Time After Time: Sinead O'Brien

Interview Time After Time: Sinead O’Brien

On debut album “Time Bend And Break The Bower’, the Irish musician and poet stretches her sound to thrilling new places, and continues her grippingly restless journey.

“When Sinead O’Brien finished her debut album “Time Bend And Break The Bower’, everyone around her - friends, management, her partner - told her to take a break and enjoy the feeling of accomplishment. That’s not quite how she works though.

“It’s the same as not wanting to stop exercising, because why would you?” she says, almost amazed at the idea that anyone could exist without continuing that form of expression. When the debut album was done, the ideas immediately kept flowing, and when DIY speaks to the Irish-born poet and musician from her London home a few weeks ahead of its June release, ideas are already in motion for her next project.

“Even 24 hours off or just one sleep is enough to get perspective on what happened and what you’ve written,” she says. “It’s about keeping yourself on your path.”

This path - a thrillingly restless one that sees Sinead constantly searching for meaning and enlightenment - can be tracked perfectly in her music. Her distinctive and hypnotic spoken-word vocals, that she has introduced over a set of singles and EPs in the past few years, are set on top of instrumentation that usually comprises shuffling drums and rock’n’roll guitars with a blues-y underbelly. It’s music that prioritises exploration and forward movement. Even when she’s hit on a phrase or realisation, she’s already looking for the next discovery.
☆ ☆ ☆ ☆ ☆ ☆ ☆
# EXERCISE 1
Substitute "part-line" for "part-text-line" in the rows between the row holding "table-cell: 30 <box>299 491 315 506</box>" and the row holding "question-text-line: revenue of", inclusive, and give those rows again with nothing else changed.

# DATA FOR THIS EXERCISE
☆ ☆ ☆ ☆ ☆ ☆ ☆
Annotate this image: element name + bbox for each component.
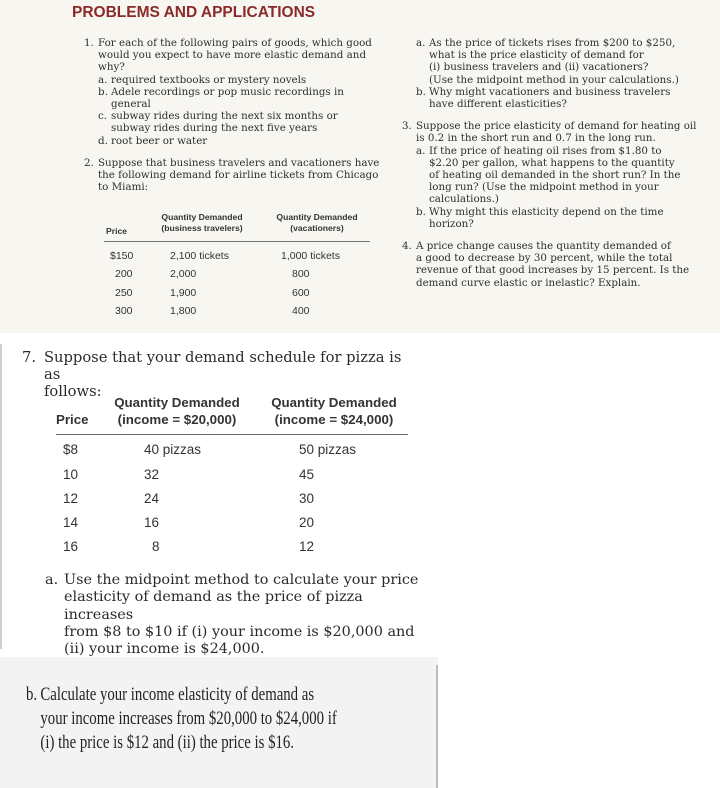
table-cell: 30 <box>299 491 315 506</box>
question-text-line: Suppose the price elasticity of demand for heating oil <box>416 120 697 133</box>
question-1-part-d <box>98 135 384 147</box>
question-7 <box>22 349 422 400</box>
part-letter: c. <box>98 110 108 123</box>
part-text-line: (ii) your income is $24,000. <box>64 641 265 658</box>
table-header-price: Price <box>56 412 89 427</box>
question-text-line: For each of the following pairs of goods, which good <box>98 37 372 49</box>
question-2-part-a <box>416 37 702 86</box>
part-text-line: As the price of tickets rises from $200 to $250, <box>429 37 676 49</box>
part-text-line: Use the midpoint method to calculate your price <box>64 572 419 588</box>
part-text-line: (i) the price is $12 and (ii) the price is $16. <box>40 733 294 753</box>
question-4 <box>402 240 702 289</box>
question-number: 2. <box>84 156 94 169</box>
question-2-part-b <box>416 86 702 110</box>
table-cell: 8 <box>152 539 160 554</box>
table-cell: 400 <box>292 305 310 317</box>
part-text-line: subway rides during the next five years <box>111 122 318 135</box>
question-text-line: Suppose that your demand schedule for pizza is as <box>44 349 402 383</box>
table-cell: 24 <box>144 491 160 506</box>
header-line: (business travelers) <box>161 223 243 233</box>
table-cell: 10 <box>63 467 79 482</box>
part-text-line: elasticity of demand as the price of pizza increases <box>64 589 363 623</box>
table-cell: 14 <box>63 515 79 530</box>
part-text-line: Why might vacationers and business travelers <box>429 85 671 98</box>
table-header-vacation <box>264 212 370 234</box>
table-cell: 16 <box>63 539 79 554</box>
question-2-continued <box>402 37 702 110</box>
table-cell: 12 <box>299 539 315 554</box>
question-1 <box>84 37 384 147</box>
question-text-line: revenue of that good increases by 15 percent. Is the <box>416 264 690 277</box>
table-cell: 40 pizzas <box>144 442 202 457</box>
header-line: Quantity Demanded <box>276 212 358 222</box>
part-text-line: required textbooks or mystery novels <box>111 73 307 86</box>
part-text-line: If the price of heating oil rises from $1.80 to <box>429 144 662 157</box>
table-cell: 800 <box>292 268 310 280</box>
table-cell: 1,800 <box>170 305 197 317</box>
question-number: 4. <box>402 240 412 253</box>
part-a-body <box>45 572 430 658</box>
part-text-line: what is the price elasticity of demand for <box>429 49 644 62</box>
table-cell: 1,900 <box>170 287 197 299</box>
table-cell: 2,100 tickets <box>170 250 229 262</box>
part-text-line: (i) business travelers and (ii) vacationers? <box>429 61 649 74</box>
table-cell: 16 <box>144 515 160 530</box>
part-text-line: horizon? <box>429 217 474 230</box>
question-7-part-b <box>26 683 402 755</box>
question-text-line: a good to decrease by 30 percent, while the total <box>416 252 673 265</box>
header-line: Quantity Demanded <box>114 395 240 410</box>
part-text-line: Why might this elasticity depend on the time <box>429 205 664 218</box>
card-border <box>436 665 438 788</box>
table-cell: 600 <box>292 287 310 299</box>
question-number: 3. <box>402 120 412 133</box>
part-letter: b. <box>416 205 426 218</box>
question-2 <box>84 157 384 194</box>
question-text-line: follows: <box>44 383 102 400</box>
part-text-line: Calculate your income elasticity of demand as <box>40 685 315 705</box>
part-letter: b. <box>416 85 426 98</box>
part-text-line: Adele recordings or pop music recordings in <box>111 85 344 98</box>
part-text-line: (Use the midpoint method in your calculations.) <box>429 73 679 86</box>
question-1-part-c <box>98 110 384 134</box>
part-text-line: general <box>111 98 151 111</box>
part-text-line: of heating oil demanded in the short run? In the <box>429 169 681 182</box>
question-text-line: demand curve elastic or inelastic? Explain. <box>416 276 641 289</box>
part-letter: b. <box>26 685 38 705</box>
question-7-prompt <box>22 349 422 400</box>
question-text-line: to Miami: <box>98 181 149 194</box>
left-column <box>84 37 384 193</box>
part-letter: b. <box>98 85 108 98</box>
question-number: 7. <box>22 349 37 366</box>
part-text-line: $2.20 per gallon, what happens to the quantity <box>429 156 675 169</box>
table-cell: 20 <box>299 515 315 530</box>
header-line: Quantity Demanded <box>271 395 397 410</box>
header-line: Quantity Demanded <box>161 212 243 222</box>
table-header-price: Price <box>106 226 128 236</box>
question-1-part-b <box>98 86 384 110</box>
part-text-line: from $8 to $10 if (i) your income is $20,000 and <box>64 623 415 640</box>
header-line: (income = $20,000) <box>117 412 237 427</box>
question-3-part-a <box>416 145 702 206</box>
part-letter: a. <box>416 37 426 49</box>
table-cell: 250 <box>115 287 133 299</box>
table-cell: 50 pizzas <box>299 442 357 457</box>
table-divider <box>56 434 408 435</box>
part-text-line: long run? (Use the midpoint method in your <box>429 181 659 194</box>
right-column <box>402 37 702 289</box>
table-cell: 2,000 <box>170 268 197 280</box>
table-header-income-20000 <box>104 394 250 428</box>
card-border <box>0 344 2 649</box>
table-header-income-24000 <box>262 394 406 428</box>
part-text-line: calculations.) <box>429 193 499 206</box>
table-cell: 300 <box>115 305 133 317</box>
question-number: 1. <box>84 37 94 49</box>
table-cell: 45 <box>299 467 315 482</box>
question-3-part-b <box>416 206 702 230</box>
question-text-line: is 0.2 in the short run and 0.7 in the long run. <box>416 132 656 145</box>
header-line: (vacationers) <box>290 223 344 233</box>
part-text-line: have different elasticities? <box>429 98 567 111</box>
table-cell: 32 <box>144 467 160 482</box>
question-text-line: A price change causes the quantity demanded of <box>416 240 671 253</box>
question-text-line: the following demand for airline tickets from Chicago <box>98 169 379 182</box>
table-cell: 1,000 tickets <box>281 250 340 262</box>
part-b-body <box>26 683 402 755</box>
question-7-part-a <box>45 572 430 658</box>
part-text-line: subway rides during the next six months or <box>111 110 338 123</box>
part-text-line: your income increases from $20,000 to $24,000 if <box>40 709 337 729</box>
part-letter: d. <box>98 134 108 147</box>
question-1-part-a <box>98 74 384 86</box>
table-cell: $8 <box>63 442 79 457</box>
table-header-business <box>148 212 256 234</box>
table-cell: 12 <box>63 491 79 506</box>
question-text-line: why? <box>98 61 125 74</box>
part-letter: a. <box>45 572 59 588</box>
table-cell: 200 <box>115 268 133 280</box>
question-text-line: would you expect to have more elastic demand and <box>98 49 367 62</box>
part-text-line: root beer or water <box>111 134 208 147</box>
question-text-line: Suppose that business travelers and vacationers have <box>98 156 380 169</box>
part-letter: a. <box>416 144 426 157</box>
question-3 <box>402 120 702 230</box>
table-divider <box>104 241 370 242</box>
table-cell: $150 <box>110 250 134 262</box>
section-title: PROBLEMS AND APPLICATIONS <box>72 4 316 21</box>
header-line: (income = $24,000) <box>274 412 394 427</box>
part-letter: a. <box>98 73 108 86</box>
☆ ☆ ☆ ☆ ☆ ☆ ☆
# EXERCISE 2
Write out the interview from "Interview Time After" through "grippingly restless journey.", inclusive.

# TASK SOLUTION 1
table-cell: 30 <box>299 491 315 506</box>
question-text-line: Suppose the price elasticity of demand for heating oil <box>416 120 697 133</box>
question-1-part-d <box>98 135 384 147</box>
question-7 <box>22 349 422 400</box>
part-letter: c. <box>98 110 108 123</box>
part-line: (ii) your income is $24,000. <box>64 641 265 658</box>
table-header-price: Price <box>56 412 89 427</box>
question-text-line: For each of the following pairs of goods, which good <box>98 37 372 49</box>
question-2-part-a <box>416 37 702 86</box>
part-line: As the price of tickets rises from $200 to $250, <box>429 37 676 49</box>
part-line: Use the midpoint method to calculate your price <box>64 572 419 588</box>
part-line: (i) the price is $12 and (ii) the price is $16. <box>40 733 294 753</box>
question-4 <box>402 240 702 289</box>
question-number: 2. <box>84 156 94 169</box>
question-2-part-b <box>416 86 702 110</box>
table-cell: 8 <box>152 539 160 554</box>
table-cell: 400 <box>292 305 310 317</box>
part-line: subway rides during the next five years <box>111 122 318 135</box>
question-text-line: Suppose that your demand schedule for pizza is as <box>44 349 402 383</box>
table-cell: 24 <box>144 491 160 506</box>
header-line: (business travelers) <box>161 223 243 233</box>
table-cell: 10 <box>63 467 79 482</box>
part-line: elasticity of demand as the price of pizza increases <box>64 589 363 623</box>
table-cell: 14 <box>63 515 79 530</box>
part-line: Why might vacationers and business travelers <box>429 85 671 98</box>
table-header-vacation <box>264 212 370 234</box>
table-cell: 16 <box>63 539 79 554</box>
question-2-continued <box>402 37 702 110</box>
table-cell: 12 <box>299 539 315 554</box>
question-1 <box>84 37 384 147</box>
question-text-line: revenue of that good increases by 15 percent. Is the <box>416 264 690 277</box>

# TASK SOLUTION 2
Interview Time After Time: Sinead O’Brien

On debut album “Time Bend And Break The Bower’, the Irish musician and poet stretches her sound to thrilling new places, and continues her grippingly restless journey.